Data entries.

+---+

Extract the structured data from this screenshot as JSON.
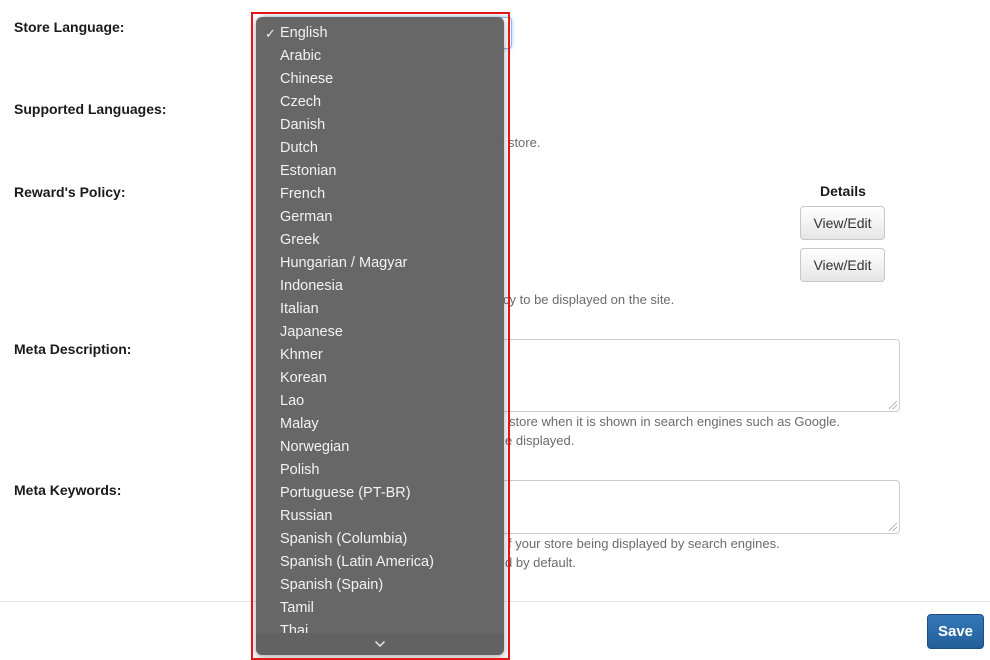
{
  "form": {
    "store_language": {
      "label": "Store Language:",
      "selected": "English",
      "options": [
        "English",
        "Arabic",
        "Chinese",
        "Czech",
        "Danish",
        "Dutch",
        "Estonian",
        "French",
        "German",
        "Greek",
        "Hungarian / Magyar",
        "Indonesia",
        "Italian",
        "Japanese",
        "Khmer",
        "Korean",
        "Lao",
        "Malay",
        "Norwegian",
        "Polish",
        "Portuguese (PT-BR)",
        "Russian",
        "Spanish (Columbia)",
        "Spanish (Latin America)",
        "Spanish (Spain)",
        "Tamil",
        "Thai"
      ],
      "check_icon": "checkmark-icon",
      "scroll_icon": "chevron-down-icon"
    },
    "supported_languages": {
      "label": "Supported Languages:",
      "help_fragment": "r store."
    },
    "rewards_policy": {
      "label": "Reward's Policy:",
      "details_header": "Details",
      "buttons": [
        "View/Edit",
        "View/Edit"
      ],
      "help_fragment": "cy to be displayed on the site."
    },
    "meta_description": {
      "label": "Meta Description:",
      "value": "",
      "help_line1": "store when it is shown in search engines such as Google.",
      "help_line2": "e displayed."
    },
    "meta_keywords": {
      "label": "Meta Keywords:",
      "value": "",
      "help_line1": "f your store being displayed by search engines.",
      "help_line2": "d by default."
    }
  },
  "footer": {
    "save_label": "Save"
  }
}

+---+

WORK TO DO. Transcribe the whole listing exactly. Pictures stay out of your copy.

WRITTEN RESPONSE.
Extract the structured data from this screenshot as JSON.
{
  "form": {
    "store_language": {
      "label": "Store Language:",
      "selected": "English",
      "options": [
        "English",
        "Arabic",
        "Chinese",
        "Czech",
        "Danish",
        "Dutch",
        "Estonian",
        "French",
        "German",
        "Greek",
        "Hungarian / Magyar",
        "Indonesia",
        "Italian",
        "Japanese",
        "Khmer",
        "Korean",
        "Lao",
        "Malay",
        "Norwegian",
        "Polish",
        "Portuguese (PT-BR)",
        "Russian",
        "Spanish (Columbia)",
        "Spanish (Latin America)",
        "Spanish (Spain)",
        "Tamil",
        "Thai"
      ],
      "check_icon": "checkmark-icon",
      "scroll_icon": "chevron-down-icon"
    },
    "supported_languages": {
      "label": "Supported Languages:",
      "help_fragment": "r store."
    },
    "rewards_policy": {
      "label": "Reward's Policy:",
      "details_header": "Details",
      "buttons": [
        "View/Edit",
        "View/Edit"
      ],
      "help_fragment": "cy to be displayed on the site."
    },
    "meta_description": {
      "label": "Meta Description:",
      "value": "",
      "help_line1": "store when it is shown in search engines such as Google.",
      "help_line2": "e displayed."
    },
    "meta_keywords": {
      "label": "Meta Keywords:",
      "value": "",
      "help_line1": "f your store being displayed by search engines.",
      "help_line2": "d by default."
    }
  },
  "footer": {
    "save_label": "Save"
  }
}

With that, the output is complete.